▶ [Task prompt]
State how many lines include "ylabel", giving the number by itself.

▶ [Data listing]
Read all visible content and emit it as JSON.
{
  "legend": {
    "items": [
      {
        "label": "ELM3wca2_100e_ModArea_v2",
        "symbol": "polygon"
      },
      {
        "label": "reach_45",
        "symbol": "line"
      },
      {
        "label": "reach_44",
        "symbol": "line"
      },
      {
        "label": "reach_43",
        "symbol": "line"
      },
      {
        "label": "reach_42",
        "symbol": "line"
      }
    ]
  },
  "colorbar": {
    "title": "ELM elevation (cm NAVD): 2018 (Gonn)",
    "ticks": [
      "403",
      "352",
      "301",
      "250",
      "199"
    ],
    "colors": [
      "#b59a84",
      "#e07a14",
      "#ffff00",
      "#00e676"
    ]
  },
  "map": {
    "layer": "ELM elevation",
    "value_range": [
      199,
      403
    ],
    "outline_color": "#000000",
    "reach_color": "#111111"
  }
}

* * *

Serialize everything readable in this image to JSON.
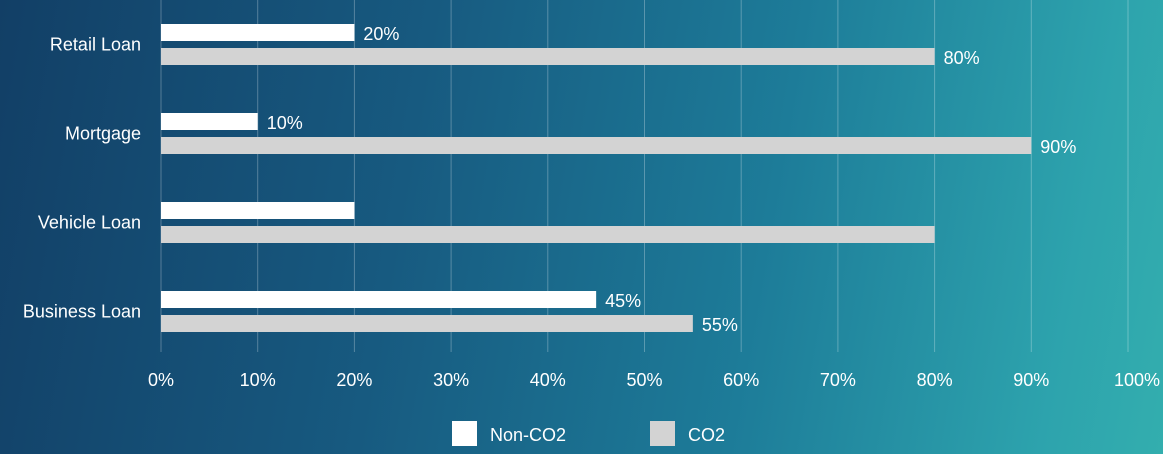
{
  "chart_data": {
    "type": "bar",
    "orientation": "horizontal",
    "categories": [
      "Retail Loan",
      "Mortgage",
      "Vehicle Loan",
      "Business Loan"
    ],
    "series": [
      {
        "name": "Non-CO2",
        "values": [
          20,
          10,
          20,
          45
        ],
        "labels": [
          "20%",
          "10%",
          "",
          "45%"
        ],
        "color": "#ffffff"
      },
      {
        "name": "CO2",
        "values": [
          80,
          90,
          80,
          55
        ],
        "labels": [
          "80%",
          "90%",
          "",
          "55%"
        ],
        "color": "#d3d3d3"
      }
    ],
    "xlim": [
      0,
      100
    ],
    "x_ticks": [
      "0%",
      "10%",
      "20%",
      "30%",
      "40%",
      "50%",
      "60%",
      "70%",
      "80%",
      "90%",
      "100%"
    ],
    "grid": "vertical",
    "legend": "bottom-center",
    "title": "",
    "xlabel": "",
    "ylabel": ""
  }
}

...

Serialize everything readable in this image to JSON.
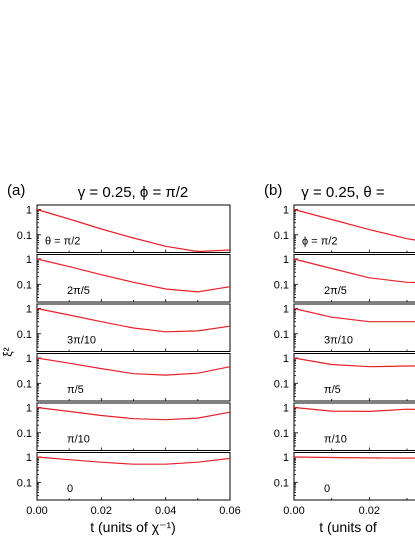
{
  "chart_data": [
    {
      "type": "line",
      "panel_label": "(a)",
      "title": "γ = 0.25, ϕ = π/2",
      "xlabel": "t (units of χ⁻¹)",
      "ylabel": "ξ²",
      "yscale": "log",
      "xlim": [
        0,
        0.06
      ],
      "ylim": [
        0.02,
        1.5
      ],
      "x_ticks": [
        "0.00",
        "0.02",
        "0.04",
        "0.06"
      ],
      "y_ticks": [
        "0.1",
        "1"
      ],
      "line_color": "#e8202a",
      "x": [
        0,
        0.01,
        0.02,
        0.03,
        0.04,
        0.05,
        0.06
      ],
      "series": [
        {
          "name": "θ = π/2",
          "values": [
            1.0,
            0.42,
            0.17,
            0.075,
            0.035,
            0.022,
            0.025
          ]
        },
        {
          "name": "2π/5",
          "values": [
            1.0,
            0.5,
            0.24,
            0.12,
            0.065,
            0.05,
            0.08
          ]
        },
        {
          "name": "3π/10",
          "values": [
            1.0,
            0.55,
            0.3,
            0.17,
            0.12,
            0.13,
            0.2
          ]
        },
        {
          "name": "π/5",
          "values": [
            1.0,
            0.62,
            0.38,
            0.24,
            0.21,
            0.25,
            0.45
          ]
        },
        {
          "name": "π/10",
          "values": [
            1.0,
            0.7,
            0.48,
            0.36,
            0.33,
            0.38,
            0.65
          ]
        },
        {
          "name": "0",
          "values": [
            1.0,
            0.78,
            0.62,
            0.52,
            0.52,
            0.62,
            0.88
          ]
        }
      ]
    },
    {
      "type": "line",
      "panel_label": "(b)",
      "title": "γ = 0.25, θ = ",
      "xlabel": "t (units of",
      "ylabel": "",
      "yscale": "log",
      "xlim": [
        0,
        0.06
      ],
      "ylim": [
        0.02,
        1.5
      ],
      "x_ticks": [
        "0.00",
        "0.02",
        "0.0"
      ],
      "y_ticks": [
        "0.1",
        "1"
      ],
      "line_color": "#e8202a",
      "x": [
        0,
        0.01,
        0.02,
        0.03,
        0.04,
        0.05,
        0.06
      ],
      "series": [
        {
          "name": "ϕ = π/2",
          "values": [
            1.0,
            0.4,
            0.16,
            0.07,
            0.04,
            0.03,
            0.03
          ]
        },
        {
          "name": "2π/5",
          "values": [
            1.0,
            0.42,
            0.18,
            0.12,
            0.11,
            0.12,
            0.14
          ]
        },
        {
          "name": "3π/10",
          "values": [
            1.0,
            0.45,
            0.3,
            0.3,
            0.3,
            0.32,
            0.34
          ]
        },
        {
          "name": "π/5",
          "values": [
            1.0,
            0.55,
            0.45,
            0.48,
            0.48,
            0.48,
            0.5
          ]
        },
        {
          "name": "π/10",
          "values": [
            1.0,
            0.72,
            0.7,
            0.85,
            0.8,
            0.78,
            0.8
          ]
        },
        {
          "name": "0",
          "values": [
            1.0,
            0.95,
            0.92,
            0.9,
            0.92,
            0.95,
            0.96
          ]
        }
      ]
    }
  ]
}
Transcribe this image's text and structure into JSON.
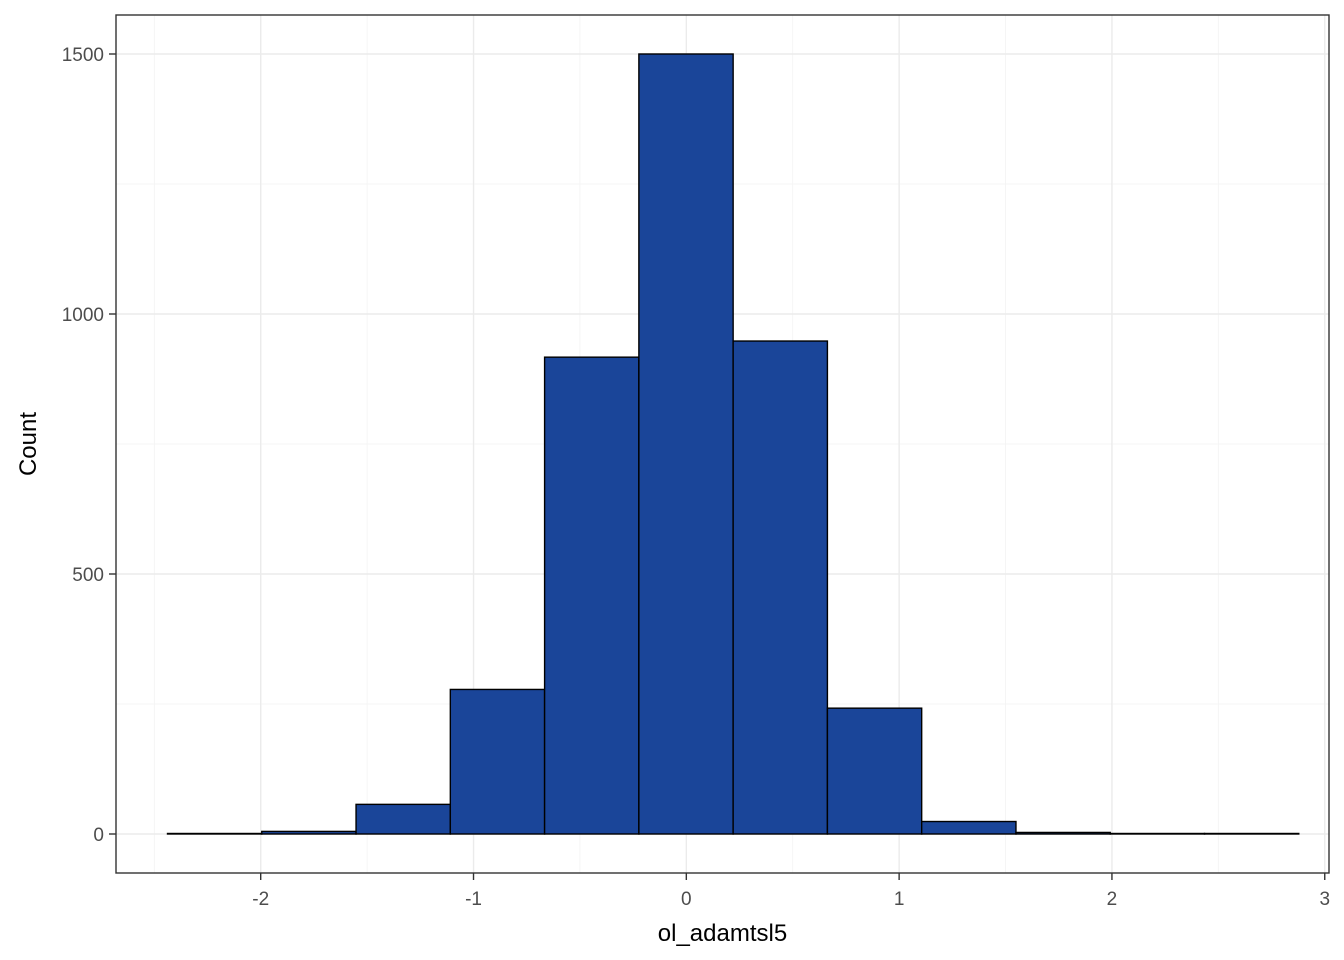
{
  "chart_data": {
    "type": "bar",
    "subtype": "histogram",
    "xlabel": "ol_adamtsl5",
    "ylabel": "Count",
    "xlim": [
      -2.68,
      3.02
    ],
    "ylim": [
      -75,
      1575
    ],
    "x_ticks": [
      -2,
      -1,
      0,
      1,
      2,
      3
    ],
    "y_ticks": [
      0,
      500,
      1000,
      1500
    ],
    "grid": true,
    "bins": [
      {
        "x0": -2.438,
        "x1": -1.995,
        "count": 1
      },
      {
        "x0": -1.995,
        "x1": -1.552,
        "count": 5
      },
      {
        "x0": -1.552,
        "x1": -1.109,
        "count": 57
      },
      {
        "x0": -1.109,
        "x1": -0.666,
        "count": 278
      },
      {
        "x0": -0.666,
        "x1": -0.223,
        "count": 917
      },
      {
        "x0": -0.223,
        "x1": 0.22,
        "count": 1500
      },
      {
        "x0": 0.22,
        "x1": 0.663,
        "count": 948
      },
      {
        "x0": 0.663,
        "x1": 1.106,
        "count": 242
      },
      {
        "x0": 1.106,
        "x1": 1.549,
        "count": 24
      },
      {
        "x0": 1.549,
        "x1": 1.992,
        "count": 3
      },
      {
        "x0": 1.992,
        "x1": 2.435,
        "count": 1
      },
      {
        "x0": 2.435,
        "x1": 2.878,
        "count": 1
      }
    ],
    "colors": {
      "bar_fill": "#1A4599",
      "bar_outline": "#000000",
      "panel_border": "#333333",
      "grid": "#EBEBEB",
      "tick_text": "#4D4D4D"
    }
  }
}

▶ [Task response]
4